→ Work to complete:
Render every entry exactly as it appears.

→ Data items:
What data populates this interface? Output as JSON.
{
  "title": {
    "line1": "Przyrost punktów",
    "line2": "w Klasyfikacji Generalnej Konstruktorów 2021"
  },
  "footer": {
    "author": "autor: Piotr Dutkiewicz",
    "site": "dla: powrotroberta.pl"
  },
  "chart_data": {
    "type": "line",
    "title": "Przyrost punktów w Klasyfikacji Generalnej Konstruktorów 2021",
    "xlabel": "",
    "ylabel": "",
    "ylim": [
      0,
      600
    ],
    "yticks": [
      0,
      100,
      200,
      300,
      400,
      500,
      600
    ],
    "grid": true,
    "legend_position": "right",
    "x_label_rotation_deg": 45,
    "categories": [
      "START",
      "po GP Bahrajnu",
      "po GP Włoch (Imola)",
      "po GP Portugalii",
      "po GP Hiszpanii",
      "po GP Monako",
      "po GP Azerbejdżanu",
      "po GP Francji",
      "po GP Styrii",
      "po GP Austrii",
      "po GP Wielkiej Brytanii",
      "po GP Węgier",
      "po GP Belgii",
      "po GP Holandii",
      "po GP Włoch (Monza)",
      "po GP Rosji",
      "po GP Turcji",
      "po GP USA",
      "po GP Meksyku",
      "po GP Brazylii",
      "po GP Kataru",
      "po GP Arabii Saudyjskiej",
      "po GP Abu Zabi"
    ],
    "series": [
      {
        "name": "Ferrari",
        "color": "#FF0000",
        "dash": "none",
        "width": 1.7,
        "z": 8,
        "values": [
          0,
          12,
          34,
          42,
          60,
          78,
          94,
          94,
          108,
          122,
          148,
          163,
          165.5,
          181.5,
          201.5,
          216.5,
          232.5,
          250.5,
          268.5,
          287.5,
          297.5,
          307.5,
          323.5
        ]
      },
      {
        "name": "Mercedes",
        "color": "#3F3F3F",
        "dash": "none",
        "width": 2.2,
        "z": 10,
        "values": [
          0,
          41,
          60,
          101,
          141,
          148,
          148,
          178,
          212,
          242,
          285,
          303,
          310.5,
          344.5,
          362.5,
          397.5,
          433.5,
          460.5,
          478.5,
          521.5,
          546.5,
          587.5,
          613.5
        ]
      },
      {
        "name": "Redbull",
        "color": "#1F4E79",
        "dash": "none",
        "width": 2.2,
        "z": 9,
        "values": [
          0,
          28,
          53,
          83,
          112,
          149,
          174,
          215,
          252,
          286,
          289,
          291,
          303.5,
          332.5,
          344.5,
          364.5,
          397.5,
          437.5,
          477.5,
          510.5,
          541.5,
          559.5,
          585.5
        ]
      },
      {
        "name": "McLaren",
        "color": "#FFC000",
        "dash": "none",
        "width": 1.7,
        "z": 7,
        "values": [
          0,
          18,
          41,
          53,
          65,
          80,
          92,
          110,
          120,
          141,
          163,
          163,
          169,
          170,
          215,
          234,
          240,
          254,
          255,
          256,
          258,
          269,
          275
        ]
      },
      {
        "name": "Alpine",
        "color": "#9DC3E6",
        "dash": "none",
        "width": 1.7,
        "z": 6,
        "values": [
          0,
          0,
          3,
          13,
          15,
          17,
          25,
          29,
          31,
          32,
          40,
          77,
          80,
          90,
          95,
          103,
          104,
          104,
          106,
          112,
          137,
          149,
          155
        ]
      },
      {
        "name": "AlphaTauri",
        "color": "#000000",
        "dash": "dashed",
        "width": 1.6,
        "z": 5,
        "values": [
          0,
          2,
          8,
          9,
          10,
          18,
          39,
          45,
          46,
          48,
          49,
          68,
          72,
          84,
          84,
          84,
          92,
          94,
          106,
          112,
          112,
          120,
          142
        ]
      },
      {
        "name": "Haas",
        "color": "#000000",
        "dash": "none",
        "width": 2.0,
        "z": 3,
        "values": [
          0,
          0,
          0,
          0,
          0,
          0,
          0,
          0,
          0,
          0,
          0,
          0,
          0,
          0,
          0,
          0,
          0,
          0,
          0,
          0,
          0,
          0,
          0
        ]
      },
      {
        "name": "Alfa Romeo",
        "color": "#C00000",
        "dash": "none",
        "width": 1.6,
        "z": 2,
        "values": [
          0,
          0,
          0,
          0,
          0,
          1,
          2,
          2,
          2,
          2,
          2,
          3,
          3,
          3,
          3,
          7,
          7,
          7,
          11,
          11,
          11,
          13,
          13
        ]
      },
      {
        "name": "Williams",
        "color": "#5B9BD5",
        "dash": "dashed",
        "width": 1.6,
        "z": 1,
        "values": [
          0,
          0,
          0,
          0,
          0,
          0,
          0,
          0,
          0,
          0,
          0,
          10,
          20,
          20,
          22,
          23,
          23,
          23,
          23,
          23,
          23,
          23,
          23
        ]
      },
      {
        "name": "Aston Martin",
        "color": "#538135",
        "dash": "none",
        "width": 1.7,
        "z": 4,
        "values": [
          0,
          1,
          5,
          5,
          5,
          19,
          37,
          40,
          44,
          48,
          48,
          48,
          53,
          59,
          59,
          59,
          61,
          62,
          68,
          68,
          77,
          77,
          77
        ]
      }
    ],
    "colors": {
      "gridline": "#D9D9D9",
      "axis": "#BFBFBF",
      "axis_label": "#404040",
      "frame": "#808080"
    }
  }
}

→ Expected answer:
What data populates this interface? Output as JSON.
{
  "title": {
    "line1": "Przyrost punktów",
    "line2": "w Klasyfikacji Generalnej Konstruktorów 2021"
  },
  "footer": {
    "author": "autor: Piotr Dutkiewicz",
    "site": "dla: powrotroberta.pl"
  },
  "chart_data": {
    "type": "line",
    "title": "Przyrost punktów w Klasyfikacji Generalnej Konstruktorów 2021",
    "xlabel": "",
    "ylabel": "",
    "ylim": [
      0,
      600
    ],
    "yticks": [
      0,
      100,
      200,
      300,
      400,
      500,
      600
    ],
    "grid": true,
    "legend_position": "right",
    "x_label_rotation_deg": 45,
    "categories": [
      "START",
      "po GP Bahrajnu",
      "po GP Włoch (Imola)",
      "po GP Portugalii",
      "po GP Hiszpanii",
      "po GP Monako",
      "po GP Azerbejdżanu",
      "po GP Francji",
      "po GP Styrii",
      "po GP Austrii",
      "po GP Wielkiej Brytanii",
      "po GP Węgier",
      "po GP Belgii",
      "po GP Holandii",
      "po GP Włoch (Monza)",
      "po GP Rosji",
      "po GP Turcji",
      "po GP USA",
      "po GP Meksyku",
      "po GP Brazylii",
      "po GP Kataru",
      "po GP Arabii Saudyjskiej",
      "po GP Abu Zabi"
    ],
    "series": [
      {
        "name": "Ferrari",
        "color": "#FF0000",
        "dash": "none",
        "width": 1.7,
        "z": 8,
        "values": [
          0,
          12,
          34,
          42,
          60,
          78,
          94,
          94,
          108,
          122,
          148,
          163,
          165.5,
          181.5,
          201.5,
          216.5,
          232.5,
          250.5,
          268.5,
          287.5,
          297.5,
          307.5,
          323.5
        ]
      },
      {
        "name": "Mercedes",
        "color": "#3F3F3F",
        "dash": "none",
        "width": 2.2,
        "z": 10,
        "values": [
          0,
          41,
          60,
          101,
          141,
          148,
          148,
          178,
          212,
          242,
          285,
          303,
          310.5,
          344.5,
          362.5,
          397.5,
          433.5,
          460.5,
          478.5,
          521.5,
          546.5,
          587.5,
          613.5
        ]
      },
      {
        "name": "Redbull",
        "color": "#1F4E79",
        "dash": "none",
        "width": 2.2,
        "z": 9,
        "values": [
          0,
          28,
          53,
          83,
          112,
          149,
          174,
          215,
          252,
          286,
          289,
          291,
          303.5,
          332.5,
          344.5,
          364.5,
          397.5,
          437.5,
          477.5,
          510.5,
          541.5,
          559.5,
          585.5
        ]
      },
      {
        "name": "McLaren",
        "color": "#FFC000",
        "dash": "none",
        "width": 1.7,
        "z": 7,
        "values": [
          0,
          18,
          41,
          53,
          65,
          80,
          92,
          110,
          120,
          141,
          163,
          163,
          169,
          170,
          215,
          234,
          240,
          254,
          255,
          256,
          258,
          269,
          275
        ]
      },
      {
        "name": "Alpine",
        "color": "#9DC3E6",
        "dash": "none",
        "width": 1.7,
        "z": 6,
        "values": [
          0,
          0,
          3,
          13,
          15,
          17,
          25,
          29,
          31,
          32,
          40,
          77,
          80,
          90,
          95,
          103,
          104,
          104,
          106,
          112,
          137,
          149,
          155
        ]
      },
      {
        "name": "AlphaTauri",
        "color": "#000000",
        "dash": "dashed",
        "width": 1.6,
        "z": 5,
        "values": [
          0,
          2,
          8,
          9,
          10,
          18,
          39,
          45,
          46,
          48,
          49,
          68,
          72,
          84,
          84,
          84,
          92,
          94,
          106,
          112,
          112,
          120,
          142
        ]
      },
      {
        "name": "Haas",
        "color": "#000000",
        "dash": "none",
        "width": 2.0,
        "z": 3,
        "values": [
          0,
          0,
          0,
          0,
          0,
          0,
          0,
          0,
          0,
          0,
          0,
          0,
          0,
          0,
          0,
          0,
          0,
          0,
          0,
          0,
          0,
          0,
          0
        ]
      },
      {
        "name": "Alfa Romeo",
        "color": "#C00000",
        "dash": "none",
        "width": 1.6,
        "z": 2,
        "values": [
          0,
          0,
          0,
          0,
          0,
          1,
          2,
          2,
          2,
          2,
          2,
          3,
          3,
          3,
          3,
          7,
          7,
          7,
          11,
          11,
          11,
          13,
          13
        ]
      },
      {
        "name": "Williams",
        "color": "#5B9BD5",
        "dash": "dashed",
        "width": 1.6,
        "z": 1,
        "values": [
          0,
          0,
          0,
          0,
          0,
          0,
          0,
          0,
          0,
          0,
          0,
          10,
          20,
          20,
          22,
          23,
          23,
          23,
          23,
          23,
          23,
          23,
          23
        ]
      },
      {
        "name": "Aston Martin",
        "color": "#538135",
        "dash": "none",
        "width": 1.7,
        "z": 4,
        "values": [
          0,
          1,
          5,
          5,
          5,
          19,
          37,
          40,
          44,
          48,
          48,
          48,
          53,
          59,
          59,
          59,
          61,
          62,
          68,
          68,
          77,
          77,
          77
        ]
      }
    ],
    "colors": {
      "gridline": "#D9D9D9",
      "axis": "#BFBFBF",
      "axis_label": "#404040",
      "frame": "#808080"
    }
  }
}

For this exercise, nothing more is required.